▶ PROBLEM TO SOLVE:
Lines containing "Morgen" are to be counted. Report the count alone.

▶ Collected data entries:
= = = =

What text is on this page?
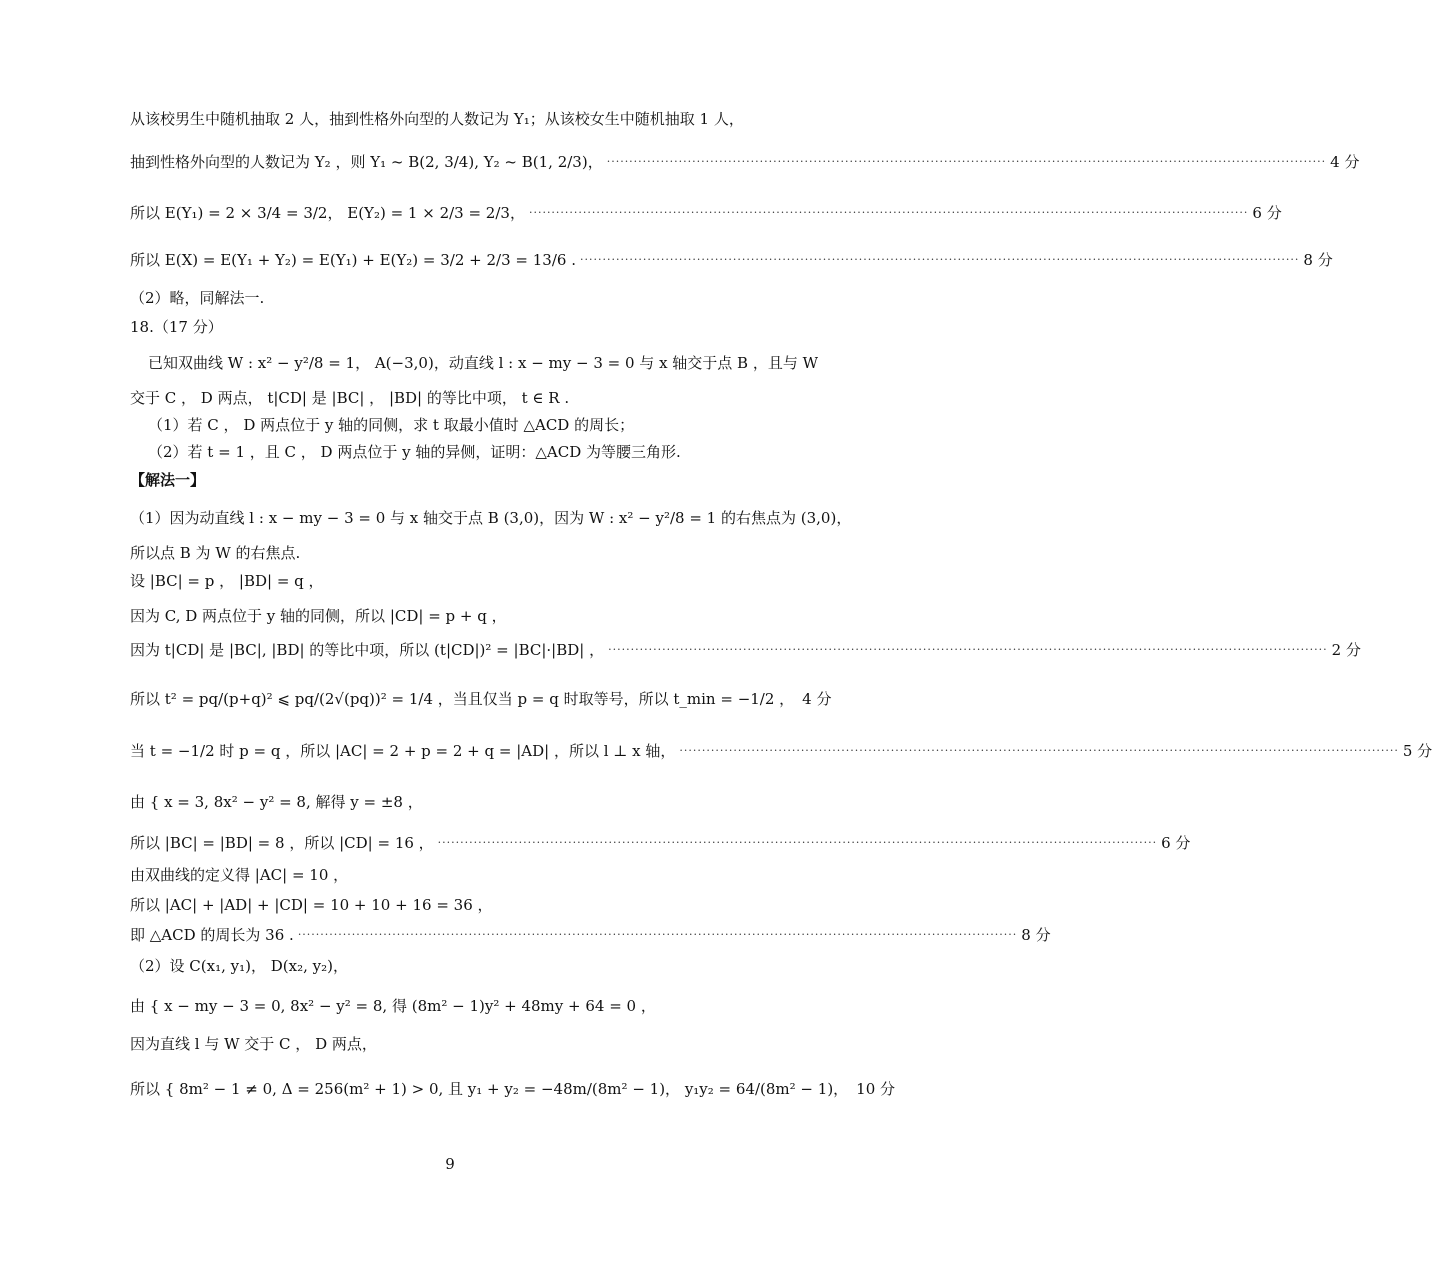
从该校男生中随机抽取 2 人，抽到性格外向型的人数记为 Y₁；从该校女生中随机抽取 1 人，
抽到性格外向型的人数记为 Y₂ ，则 Y₁ ~ B(2, 3/4), Y₂ ~ B(1, 2/3)， ································································································································································ 4 分
所以 E(Y₁) = 2 × 3/4 = 3/2， E(Y₂) = 1 × 2/3 = 2/3， ································································································································································ 6 分
所以 E(X) = E(Y₁ + Y₂) = E(Y₁) + E(Y₂) = 3/2 + 2/3 = 13/6 . ································································································································································ 8 分
（2）略，同解法一.
18.（17 分）
已知双曲线 W : x² − y²/8 = 1， A(−3,0)，动直线 l : x − my − 3 = 0 与 x 轴交于点 B ，且与 W
交于 C ， D 两点， t|CD| 是 |BC| ， |BD| 的等比中项， t ∈ R .
（1）若 C ， D 两点位于 y 轴的同侧，求 t 取最小值时 △ACD 的周长；
（2）若 t = 1 ，且 C ， D 两点位于 y 轴的异侧，证明：△ACD 为等腰三角形.
【解法一】
（1）因为动直线 l : x − my − 3 = 0 与 x 轴交于点 B (3,0)，因为 W : x² − y²/8 = 1 的右焦点为 (3,0)，
所以点 B 为 W 的右焦点.
设 |BC| = p ， |BD| = q ，
因为 C, D 两点位于 y 轴的同侧，所以 |CD| = p + q ，
因为 t|CD| 是 |BC|, |BD| 的等比中项，所以 (t|CD|)² = |BC|·|BD| ， ································································································································································ 2 分
所以 t² = pq/(p+q)² ⩽ pq/(2√(pq))² = 1/4 ，当且仅当 p = q 时取等号，所以 t_min = −1/2 ， 4 分
当 t = −1/2 时 p = q ，所以 |AC| = 2 + p = 2 + q = |AD| ，所以 l ⊥ x 轴， ································································································································································ 5 分
由 { x = 3, 8x² − y² = 8, 解得 y = ±8 ，
所以 |BC| = |BD| = 8 ，所以 |CD| = 16 ， ································································································································································ 6 分
由双曲线的定义得 |AC| = 10 ，
所以 |AC| + |AD| + |CD| = 10 + 10 + 16 = 36 ，
即 △ACD 的周长为 36 . ································································································································································ 8 分
（2）设 C(x₁, y₁)， D(x₂, y₂)，
由 { x − my − 3 = 0, 8x² − y² = 8, 得 (8m² − 1)y² + 48my + 64 = 0 ，
因为直线 l 与 W 交于 C ， D 两点，
所以 { 8m² − 1 ≠ 0, Δ = 256(m² + 1) > 0, 且 y₁ + y₂ = −48m/(8m² − 1)， y₁y₂ = 64/(8m² − 1)， 10 分
9
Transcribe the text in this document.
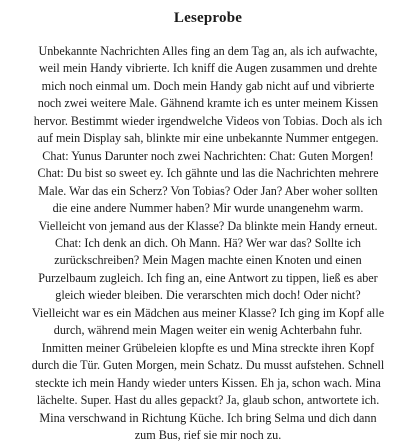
Leseprobe
Unbekannte Nachrichten Alles fing an dem Tag an, als ich aufwachte,
weil mein Handy vibrierte. Ich kniff die Augen zusammen und drehte
mich noch einmal um. Doch mein Handy gab nicht auf und vibrierte
noch zwei weitere Male. Gähnend kramte ich es unter meinem Kissen
hervor. Bestimmt wieder irgendwelche Videos von Tobias. Doch als ich
auf mein Display sah, blinkte mir eine unbekannte Nummer entgegen.
Chat: Yunus Darunter noch zwei Nachrichten: Chat: Guten Morgen!
Chat: Du bist so sweet ey. Ich gähnte und las die Nachrichten mehrere
Male. War das ein Scherz? Von Tobias? Oder Jan? Aber woher sollten
die eine andere Nummer haben? Mir wurde unangenehm warm.
Vielleicht von jemand aus der Klasse? Da blinkte mein Handy erneut.
Chat: Ich denk an dich. Oh Mann. Hä? Wer war das? Sollte ich
zurückschreiben? Mein Magen machte einen Knoten und einen
Purzelbaum zugleich. Ich fing an, eine Antwort zu tippen, ließ es aber
gleich wieder bleiben. Die verarschten mich doch! Oder nicht?
Vielleicht war es ein Mädchen aus meiner Klasse? Ich ging im Kopf alle
durch, während mein Magen weiter ein wenig Achterbahn fuhr.
Inmitten meiner Grübeleien klopfte es und Mina streckte ihren Kopf
durch die Tür. Guten Morgen, mein Schatz. Du musst aufstehen. Schnell
steckte ich mein Handy wieder unters Kissen. Eh ja, schon wach. Mina
lächelte. Super. Hast du alles gepackt? Ja, glaub schon, antwortete ich.
Mina verschwand in Richtung Küche. Ich bring Selma und dich dann
zum Bus, rief sie mir noch zu.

= = = =

▶ COMPLETED EXERCISE:
2